PROBLEM:
Write out the material again exactly, please, and omit the pictures.
### DATASET EXTRACT
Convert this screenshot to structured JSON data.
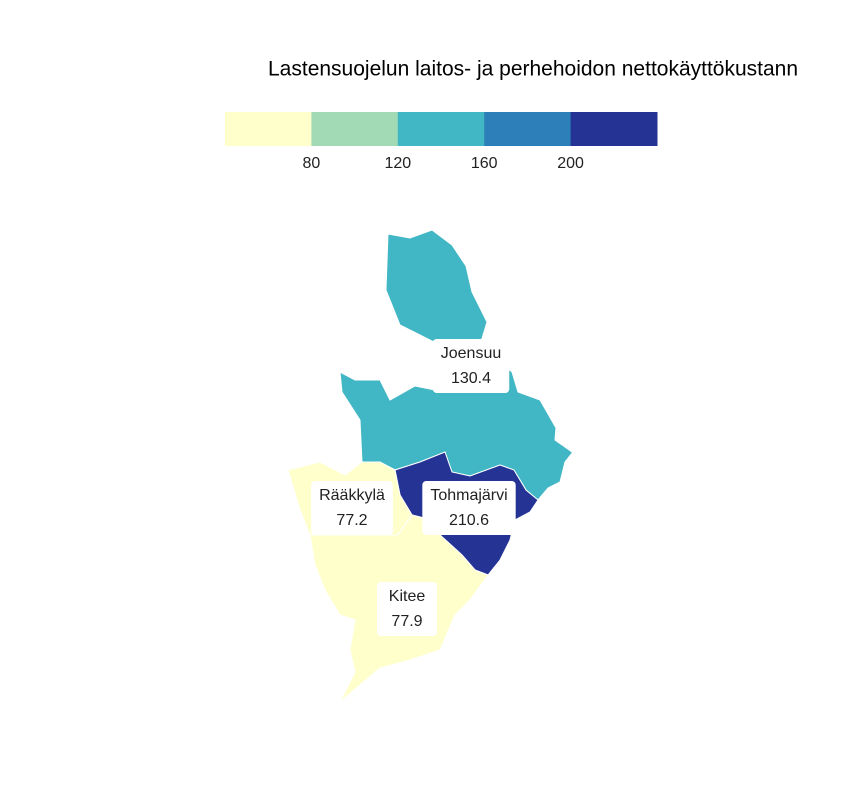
{
  "title": "Lastensuojelun laitos- ja perhehoidon nettokäyttökustann",
  "legend": {
    "breaks": [
      80,
      120,
      160,
      200
    ],
    "colors": [
      "#ffffcc",
      "#a1dab4",
      "#41b6c4",
      "#2c7fb8",
      "#253494"
    ]
  },
  "regions": [
    {
      "name": "Joensuu",
      "value": 130.4
    },
    {
      "name": "Tohmajärvi",
      "value": 210.6
    },
    {
      "name": "Rääkkylä",
      "value": 77.2
    },
    {
      "name": "Kitee",
      "value": 77.9
    }
  ]
}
######
EXERCISE OUTPUT:
Convert this screenshot to structured JSON data.
{
  "title": "Lastensuojelun laitos- ja perhehoidon nettokäyttökustann",
  "legend": {
    "breaks": [
      80,
      120,
      160,
      200
    ],
    "colors": [
      "#ffffcc",
      "#a1dab4",
      "#41b6c4",
      "#2c7fb8",
      "#253494"
    ]
  },
  "regions": [
    {
      "name": "Joensuu",
      "value": 130.4
    },
    {
      "name": "Tohmajärvi",
      "value": 210.6
    },
    {
      "name": "Rääkkylä",
      "value": 77.2
    },
    {
      "name": "Kitee",
      "value": 77.9
    }
  ]
}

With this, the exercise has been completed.